Short task: Identify the lines that contain the word "Pore", then copy them.

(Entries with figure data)
[start]

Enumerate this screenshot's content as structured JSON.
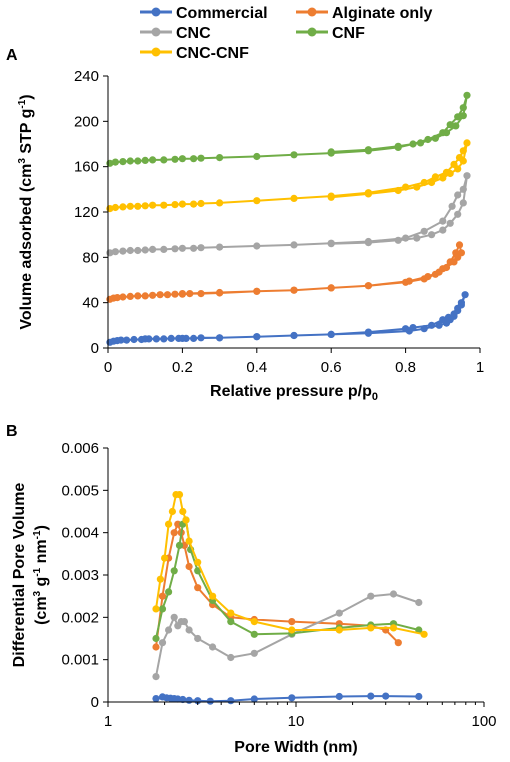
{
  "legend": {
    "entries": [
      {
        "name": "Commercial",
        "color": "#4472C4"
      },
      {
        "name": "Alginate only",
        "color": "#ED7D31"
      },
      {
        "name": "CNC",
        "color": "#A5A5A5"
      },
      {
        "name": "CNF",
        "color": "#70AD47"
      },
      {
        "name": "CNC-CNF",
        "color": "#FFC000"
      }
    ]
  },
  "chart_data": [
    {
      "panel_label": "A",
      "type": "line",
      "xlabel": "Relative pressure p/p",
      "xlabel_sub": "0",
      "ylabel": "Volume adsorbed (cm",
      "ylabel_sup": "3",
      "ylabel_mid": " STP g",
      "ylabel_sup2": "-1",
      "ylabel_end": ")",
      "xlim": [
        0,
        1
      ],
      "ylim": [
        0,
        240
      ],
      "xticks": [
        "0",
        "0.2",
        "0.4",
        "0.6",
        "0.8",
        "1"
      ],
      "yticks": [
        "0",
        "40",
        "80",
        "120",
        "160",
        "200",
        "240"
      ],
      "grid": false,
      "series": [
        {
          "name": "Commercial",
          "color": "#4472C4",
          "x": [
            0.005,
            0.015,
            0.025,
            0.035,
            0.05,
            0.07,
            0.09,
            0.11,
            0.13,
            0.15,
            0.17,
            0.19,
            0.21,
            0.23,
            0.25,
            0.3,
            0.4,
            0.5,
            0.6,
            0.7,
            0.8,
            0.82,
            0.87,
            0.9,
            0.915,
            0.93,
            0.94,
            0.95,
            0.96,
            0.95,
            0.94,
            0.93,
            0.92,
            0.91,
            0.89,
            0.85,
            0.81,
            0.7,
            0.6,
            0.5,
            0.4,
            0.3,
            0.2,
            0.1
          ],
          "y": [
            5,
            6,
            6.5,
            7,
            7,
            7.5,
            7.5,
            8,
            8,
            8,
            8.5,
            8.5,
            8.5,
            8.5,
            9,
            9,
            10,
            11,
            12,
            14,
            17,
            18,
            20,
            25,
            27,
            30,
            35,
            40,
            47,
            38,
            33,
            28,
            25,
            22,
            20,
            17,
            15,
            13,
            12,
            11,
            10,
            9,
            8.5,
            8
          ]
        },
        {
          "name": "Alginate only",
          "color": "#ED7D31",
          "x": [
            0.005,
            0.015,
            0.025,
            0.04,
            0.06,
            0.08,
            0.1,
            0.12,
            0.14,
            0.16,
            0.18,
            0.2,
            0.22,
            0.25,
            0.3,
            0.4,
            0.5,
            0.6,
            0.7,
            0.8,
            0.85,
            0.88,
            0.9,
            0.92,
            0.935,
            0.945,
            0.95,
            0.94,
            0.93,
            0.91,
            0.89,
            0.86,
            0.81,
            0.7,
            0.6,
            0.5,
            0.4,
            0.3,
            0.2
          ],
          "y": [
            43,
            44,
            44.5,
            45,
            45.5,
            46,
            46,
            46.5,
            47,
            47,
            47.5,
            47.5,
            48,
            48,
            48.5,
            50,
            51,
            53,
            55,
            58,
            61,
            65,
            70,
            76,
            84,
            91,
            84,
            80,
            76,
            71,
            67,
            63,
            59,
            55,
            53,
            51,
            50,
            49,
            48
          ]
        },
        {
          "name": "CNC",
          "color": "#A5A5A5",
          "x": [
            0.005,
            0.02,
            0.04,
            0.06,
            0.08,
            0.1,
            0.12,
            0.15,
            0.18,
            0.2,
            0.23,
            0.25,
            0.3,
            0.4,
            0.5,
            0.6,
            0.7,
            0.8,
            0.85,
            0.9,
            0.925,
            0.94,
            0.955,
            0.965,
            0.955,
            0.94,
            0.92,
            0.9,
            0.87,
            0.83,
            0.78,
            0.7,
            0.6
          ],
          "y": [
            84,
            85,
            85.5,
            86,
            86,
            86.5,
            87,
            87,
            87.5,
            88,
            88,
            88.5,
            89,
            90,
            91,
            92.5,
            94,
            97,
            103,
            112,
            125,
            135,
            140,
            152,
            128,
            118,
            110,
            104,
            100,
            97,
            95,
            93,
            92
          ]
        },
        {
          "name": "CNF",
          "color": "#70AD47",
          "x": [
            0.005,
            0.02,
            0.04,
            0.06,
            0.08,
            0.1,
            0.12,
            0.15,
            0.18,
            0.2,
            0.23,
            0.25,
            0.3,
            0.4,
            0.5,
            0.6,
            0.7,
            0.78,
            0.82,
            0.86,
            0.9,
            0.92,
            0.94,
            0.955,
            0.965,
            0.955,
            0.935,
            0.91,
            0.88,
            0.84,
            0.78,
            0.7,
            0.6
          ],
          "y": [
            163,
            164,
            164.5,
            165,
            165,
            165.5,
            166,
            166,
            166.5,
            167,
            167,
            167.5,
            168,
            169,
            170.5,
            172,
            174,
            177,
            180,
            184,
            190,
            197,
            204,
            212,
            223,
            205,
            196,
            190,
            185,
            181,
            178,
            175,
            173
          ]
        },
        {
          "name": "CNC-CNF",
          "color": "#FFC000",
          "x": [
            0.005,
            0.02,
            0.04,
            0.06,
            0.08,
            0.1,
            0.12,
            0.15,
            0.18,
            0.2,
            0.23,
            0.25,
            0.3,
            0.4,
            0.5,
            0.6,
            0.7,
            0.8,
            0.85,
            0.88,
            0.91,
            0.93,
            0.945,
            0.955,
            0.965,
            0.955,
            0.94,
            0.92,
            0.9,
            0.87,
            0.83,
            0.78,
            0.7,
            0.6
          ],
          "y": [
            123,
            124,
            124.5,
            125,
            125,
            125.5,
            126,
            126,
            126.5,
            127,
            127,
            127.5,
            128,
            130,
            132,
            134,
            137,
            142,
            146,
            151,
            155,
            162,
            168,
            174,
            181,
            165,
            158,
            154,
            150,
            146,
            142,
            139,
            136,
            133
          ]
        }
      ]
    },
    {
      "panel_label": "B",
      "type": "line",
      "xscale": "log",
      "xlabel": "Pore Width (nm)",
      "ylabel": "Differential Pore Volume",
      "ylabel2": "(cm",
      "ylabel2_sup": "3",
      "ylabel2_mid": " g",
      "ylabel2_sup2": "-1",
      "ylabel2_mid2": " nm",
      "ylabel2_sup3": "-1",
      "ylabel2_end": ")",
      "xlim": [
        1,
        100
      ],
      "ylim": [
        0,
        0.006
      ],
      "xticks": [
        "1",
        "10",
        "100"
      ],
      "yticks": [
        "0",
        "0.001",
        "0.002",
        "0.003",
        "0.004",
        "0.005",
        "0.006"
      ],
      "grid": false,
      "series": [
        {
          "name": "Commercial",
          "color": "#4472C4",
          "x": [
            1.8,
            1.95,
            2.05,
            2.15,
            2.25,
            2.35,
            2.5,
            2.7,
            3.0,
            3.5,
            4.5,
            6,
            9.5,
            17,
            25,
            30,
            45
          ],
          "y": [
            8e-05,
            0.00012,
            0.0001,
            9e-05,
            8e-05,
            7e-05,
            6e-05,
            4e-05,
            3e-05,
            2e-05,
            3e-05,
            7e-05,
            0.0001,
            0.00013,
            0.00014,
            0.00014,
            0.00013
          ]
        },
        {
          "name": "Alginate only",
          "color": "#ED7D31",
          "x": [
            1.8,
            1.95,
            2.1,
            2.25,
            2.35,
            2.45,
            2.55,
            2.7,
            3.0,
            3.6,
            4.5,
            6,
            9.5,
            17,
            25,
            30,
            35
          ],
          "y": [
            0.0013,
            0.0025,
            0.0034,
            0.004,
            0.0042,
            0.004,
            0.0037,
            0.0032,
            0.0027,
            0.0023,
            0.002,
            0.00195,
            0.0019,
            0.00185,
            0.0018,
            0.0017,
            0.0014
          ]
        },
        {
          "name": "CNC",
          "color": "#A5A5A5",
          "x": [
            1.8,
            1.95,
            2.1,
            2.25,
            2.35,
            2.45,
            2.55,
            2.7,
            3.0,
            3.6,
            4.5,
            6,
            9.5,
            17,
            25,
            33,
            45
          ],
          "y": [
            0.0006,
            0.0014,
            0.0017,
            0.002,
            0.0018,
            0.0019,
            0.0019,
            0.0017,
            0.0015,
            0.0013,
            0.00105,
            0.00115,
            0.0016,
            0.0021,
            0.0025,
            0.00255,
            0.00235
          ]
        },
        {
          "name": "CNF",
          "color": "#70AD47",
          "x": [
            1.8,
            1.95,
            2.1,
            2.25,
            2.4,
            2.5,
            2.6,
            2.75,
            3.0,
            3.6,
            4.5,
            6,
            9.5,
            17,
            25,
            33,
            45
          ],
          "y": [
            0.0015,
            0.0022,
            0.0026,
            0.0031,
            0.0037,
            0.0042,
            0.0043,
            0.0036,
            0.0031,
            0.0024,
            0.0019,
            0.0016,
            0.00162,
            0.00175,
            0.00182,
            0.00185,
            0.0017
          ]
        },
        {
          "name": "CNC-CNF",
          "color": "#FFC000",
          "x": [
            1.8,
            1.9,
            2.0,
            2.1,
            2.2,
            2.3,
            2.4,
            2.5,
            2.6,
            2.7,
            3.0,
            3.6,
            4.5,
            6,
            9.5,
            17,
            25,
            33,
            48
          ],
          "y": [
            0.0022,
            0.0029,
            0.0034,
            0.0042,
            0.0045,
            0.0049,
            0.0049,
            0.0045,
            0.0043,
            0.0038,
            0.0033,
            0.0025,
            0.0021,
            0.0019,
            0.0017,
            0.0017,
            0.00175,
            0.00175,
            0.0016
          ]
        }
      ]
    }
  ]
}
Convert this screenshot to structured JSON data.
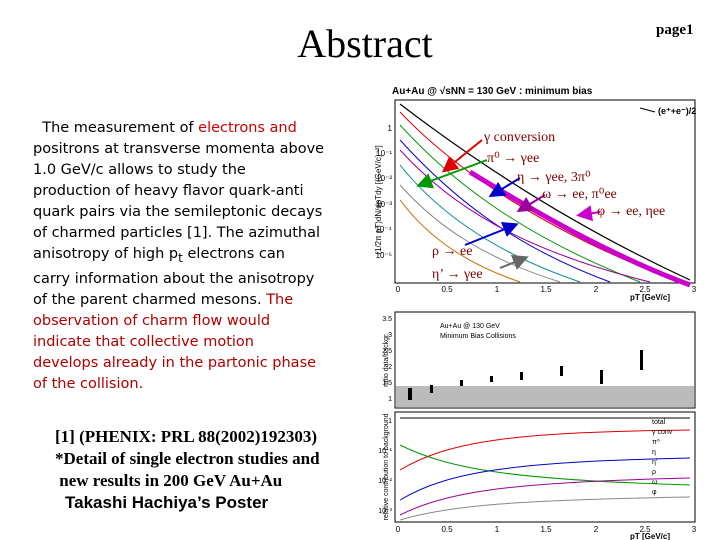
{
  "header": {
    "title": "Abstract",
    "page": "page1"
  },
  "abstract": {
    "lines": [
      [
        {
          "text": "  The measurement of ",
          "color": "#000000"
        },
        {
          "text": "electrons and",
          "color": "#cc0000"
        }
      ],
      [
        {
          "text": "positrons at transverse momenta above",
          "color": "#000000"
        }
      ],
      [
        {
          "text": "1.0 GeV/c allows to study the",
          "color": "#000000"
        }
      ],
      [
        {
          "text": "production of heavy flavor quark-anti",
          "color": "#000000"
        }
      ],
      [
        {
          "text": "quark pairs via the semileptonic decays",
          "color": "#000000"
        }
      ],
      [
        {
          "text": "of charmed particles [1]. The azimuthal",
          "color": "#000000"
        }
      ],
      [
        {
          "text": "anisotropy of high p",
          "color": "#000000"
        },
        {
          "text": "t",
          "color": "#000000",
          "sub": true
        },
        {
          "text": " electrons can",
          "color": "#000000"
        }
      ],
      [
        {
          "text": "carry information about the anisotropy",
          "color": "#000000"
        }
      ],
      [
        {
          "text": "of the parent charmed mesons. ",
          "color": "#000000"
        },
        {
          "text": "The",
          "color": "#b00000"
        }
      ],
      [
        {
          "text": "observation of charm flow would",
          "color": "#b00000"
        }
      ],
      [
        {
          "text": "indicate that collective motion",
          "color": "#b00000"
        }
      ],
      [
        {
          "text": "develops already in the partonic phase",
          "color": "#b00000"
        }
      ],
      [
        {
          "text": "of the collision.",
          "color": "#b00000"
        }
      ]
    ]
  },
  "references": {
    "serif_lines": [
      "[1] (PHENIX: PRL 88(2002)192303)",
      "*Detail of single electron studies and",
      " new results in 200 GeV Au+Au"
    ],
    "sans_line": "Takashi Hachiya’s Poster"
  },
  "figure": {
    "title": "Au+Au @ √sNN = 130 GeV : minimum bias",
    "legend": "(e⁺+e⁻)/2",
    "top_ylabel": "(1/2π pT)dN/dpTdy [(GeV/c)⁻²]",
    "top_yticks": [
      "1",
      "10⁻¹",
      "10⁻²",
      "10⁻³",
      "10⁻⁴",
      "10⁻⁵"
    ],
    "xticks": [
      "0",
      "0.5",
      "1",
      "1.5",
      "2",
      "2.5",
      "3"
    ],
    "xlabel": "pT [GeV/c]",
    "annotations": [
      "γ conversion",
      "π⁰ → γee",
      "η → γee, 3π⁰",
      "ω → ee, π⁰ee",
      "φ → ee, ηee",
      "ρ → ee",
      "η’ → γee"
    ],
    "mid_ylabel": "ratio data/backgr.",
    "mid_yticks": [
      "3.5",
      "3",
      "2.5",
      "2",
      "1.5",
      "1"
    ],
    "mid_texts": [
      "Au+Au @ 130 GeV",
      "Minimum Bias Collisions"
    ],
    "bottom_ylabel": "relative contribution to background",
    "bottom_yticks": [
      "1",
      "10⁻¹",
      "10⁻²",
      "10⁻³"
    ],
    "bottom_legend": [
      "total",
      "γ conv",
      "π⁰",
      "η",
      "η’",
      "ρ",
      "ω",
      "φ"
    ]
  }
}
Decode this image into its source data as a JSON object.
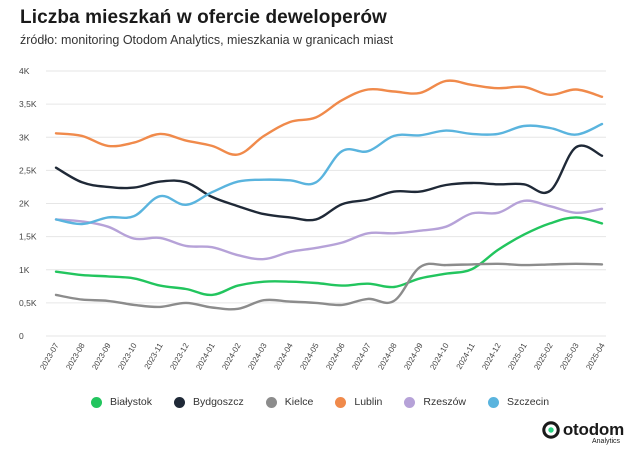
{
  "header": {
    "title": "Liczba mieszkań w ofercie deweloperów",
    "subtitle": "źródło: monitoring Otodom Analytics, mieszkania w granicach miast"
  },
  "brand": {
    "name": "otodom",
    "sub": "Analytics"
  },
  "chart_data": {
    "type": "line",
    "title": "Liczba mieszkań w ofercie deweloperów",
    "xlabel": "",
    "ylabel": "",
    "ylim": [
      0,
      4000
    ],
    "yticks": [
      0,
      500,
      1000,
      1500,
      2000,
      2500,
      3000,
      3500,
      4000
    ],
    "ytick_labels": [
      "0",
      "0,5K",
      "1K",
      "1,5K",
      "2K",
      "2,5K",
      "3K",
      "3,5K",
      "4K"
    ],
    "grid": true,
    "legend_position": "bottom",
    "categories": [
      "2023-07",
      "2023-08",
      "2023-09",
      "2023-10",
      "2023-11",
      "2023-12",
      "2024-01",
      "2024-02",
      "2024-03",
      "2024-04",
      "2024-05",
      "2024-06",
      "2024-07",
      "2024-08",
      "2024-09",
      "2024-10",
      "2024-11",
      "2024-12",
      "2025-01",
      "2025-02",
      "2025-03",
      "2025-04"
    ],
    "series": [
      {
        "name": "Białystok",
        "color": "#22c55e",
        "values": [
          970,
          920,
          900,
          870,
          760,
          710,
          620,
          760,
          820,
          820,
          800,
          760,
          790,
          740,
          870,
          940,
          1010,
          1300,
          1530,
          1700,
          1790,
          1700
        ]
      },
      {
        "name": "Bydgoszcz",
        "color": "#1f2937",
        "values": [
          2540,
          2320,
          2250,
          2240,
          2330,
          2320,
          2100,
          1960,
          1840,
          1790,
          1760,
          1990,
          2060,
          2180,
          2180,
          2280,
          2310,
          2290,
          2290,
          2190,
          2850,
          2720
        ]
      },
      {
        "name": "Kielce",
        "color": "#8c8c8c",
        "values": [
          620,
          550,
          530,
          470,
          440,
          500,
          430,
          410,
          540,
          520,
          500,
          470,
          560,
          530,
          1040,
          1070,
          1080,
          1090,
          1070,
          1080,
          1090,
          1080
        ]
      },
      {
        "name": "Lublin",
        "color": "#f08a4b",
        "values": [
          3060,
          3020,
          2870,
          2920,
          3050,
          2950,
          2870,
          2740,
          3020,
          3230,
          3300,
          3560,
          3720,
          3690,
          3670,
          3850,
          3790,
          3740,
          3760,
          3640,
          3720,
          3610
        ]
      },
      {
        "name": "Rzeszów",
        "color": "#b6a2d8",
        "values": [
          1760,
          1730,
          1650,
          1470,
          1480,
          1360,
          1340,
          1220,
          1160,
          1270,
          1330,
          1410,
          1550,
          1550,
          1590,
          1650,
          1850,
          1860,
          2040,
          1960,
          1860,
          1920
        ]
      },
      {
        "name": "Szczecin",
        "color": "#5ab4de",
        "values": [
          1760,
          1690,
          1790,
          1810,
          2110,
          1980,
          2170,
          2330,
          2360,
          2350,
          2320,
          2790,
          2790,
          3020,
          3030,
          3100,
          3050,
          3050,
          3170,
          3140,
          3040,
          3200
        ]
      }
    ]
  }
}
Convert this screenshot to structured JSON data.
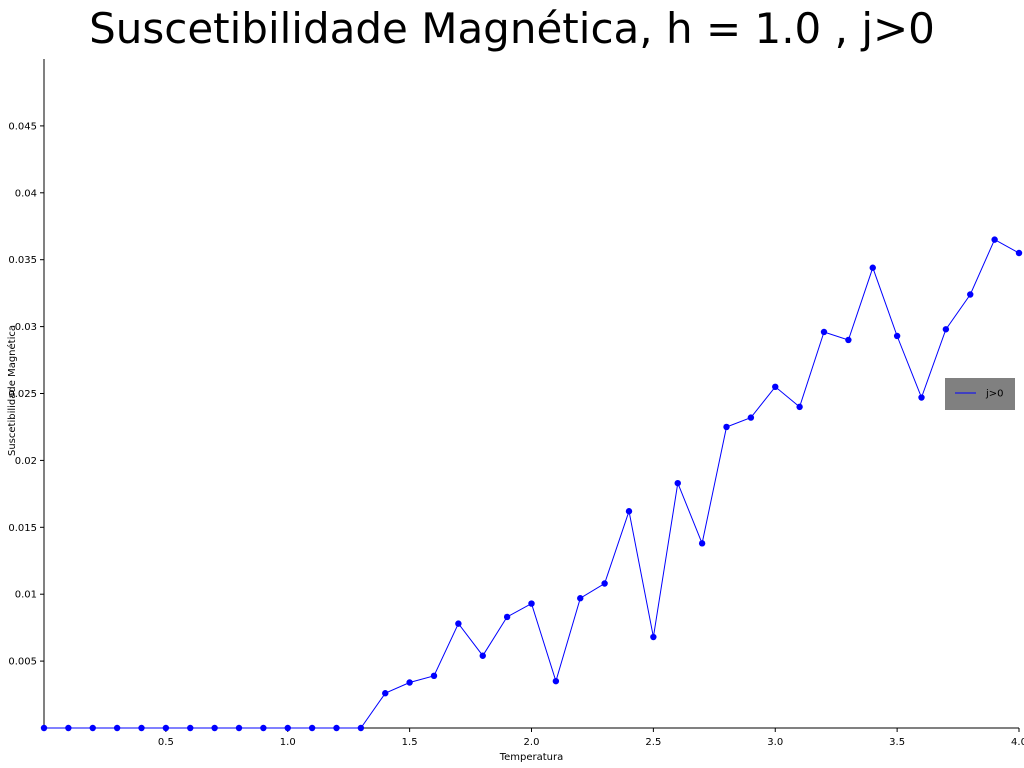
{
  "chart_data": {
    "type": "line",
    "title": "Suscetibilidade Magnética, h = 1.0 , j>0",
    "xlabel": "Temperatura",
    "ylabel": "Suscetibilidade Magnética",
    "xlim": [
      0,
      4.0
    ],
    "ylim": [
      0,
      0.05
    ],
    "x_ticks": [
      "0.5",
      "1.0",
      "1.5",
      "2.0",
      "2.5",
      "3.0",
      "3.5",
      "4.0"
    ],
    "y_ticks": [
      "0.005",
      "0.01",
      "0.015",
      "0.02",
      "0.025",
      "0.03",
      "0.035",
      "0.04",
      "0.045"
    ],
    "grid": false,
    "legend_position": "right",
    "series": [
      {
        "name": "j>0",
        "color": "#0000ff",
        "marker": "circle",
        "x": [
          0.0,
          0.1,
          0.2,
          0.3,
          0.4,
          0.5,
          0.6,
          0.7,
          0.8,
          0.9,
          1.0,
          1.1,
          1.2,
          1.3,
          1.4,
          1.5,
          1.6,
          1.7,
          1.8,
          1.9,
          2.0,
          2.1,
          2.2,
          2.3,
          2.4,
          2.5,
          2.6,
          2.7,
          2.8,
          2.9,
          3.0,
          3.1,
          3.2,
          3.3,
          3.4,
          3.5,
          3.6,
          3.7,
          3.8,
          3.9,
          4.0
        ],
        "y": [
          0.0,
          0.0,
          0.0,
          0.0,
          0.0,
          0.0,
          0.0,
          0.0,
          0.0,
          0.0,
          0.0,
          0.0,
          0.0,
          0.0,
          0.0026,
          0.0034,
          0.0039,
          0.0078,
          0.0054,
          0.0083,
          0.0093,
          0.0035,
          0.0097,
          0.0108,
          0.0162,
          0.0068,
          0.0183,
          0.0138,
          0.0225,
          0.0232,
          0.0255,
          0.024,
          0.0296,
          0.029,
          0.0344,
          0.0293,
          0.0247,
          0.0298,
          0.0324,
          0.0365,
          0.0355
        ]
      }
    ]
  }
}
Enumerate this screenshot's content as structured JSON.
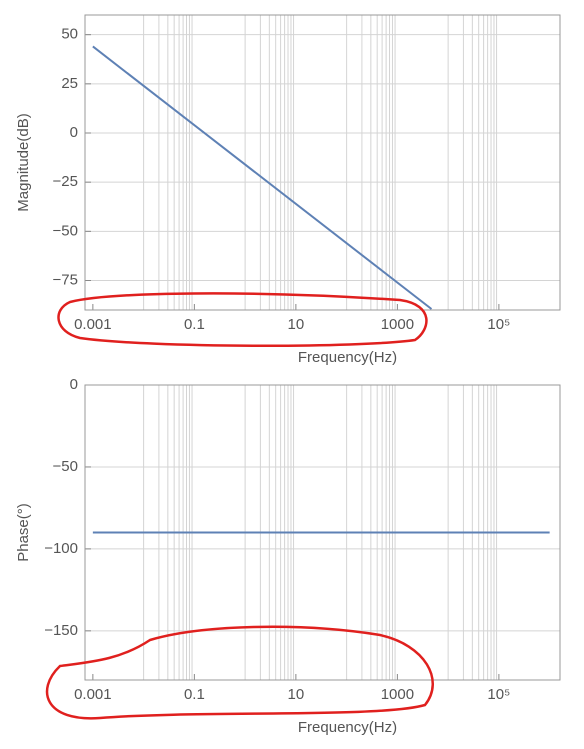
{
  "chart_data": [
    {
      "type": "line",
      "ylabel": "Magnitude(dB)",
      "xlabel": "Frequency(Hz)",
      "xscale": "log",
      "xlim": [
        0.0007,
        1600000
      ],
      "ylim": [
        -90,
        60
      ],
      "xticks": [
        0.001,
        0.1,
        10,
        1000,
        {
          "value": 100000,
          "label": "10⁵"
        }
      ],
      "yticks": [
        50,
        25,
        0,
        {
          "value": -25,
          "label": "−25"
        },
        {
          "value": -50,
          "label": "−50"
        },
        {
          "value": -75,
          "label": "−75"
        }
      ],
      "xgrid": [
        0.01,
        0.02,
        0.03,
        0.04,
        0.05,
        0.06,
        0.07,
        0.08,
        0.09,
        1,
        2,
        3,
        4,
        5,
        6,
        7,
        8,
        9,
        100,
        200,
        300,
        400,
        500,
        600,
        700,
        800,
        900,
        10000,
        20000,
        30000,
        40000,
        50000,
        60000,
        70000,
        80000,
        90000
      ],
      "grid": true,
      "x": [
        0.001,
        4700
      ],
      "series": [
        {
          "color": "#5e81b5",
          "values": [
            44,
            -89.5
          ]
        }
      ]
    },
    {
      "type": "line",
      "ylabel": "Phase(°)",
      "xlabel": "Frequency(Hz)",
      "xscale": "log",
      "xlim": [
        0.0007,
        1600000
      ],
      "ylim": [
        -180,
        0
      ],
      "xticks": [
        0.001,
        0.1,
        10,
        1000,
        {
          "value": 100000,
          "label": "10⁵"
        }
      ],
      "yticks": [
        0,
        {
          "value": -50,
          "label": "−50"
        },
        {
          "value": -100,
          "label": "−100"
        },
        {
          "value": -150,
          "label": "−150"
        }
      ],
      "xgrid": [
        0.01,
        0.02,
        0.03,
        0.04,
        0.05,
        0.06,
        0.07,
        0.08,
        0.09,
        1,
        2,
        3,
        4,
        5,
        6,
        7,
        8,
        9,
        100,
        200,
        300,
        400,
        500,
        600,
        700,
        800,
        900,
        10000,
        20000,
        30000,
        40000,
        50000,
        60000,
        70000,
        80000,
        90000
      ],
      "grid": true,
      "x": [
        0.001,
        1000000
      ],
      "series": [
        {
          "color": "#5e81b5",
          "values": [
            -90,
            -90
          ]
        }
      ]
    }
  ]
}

[end]

Written response:
      "xlabel": "Pore Width (nm)",
      "ylabel": "Differential Pore Volume",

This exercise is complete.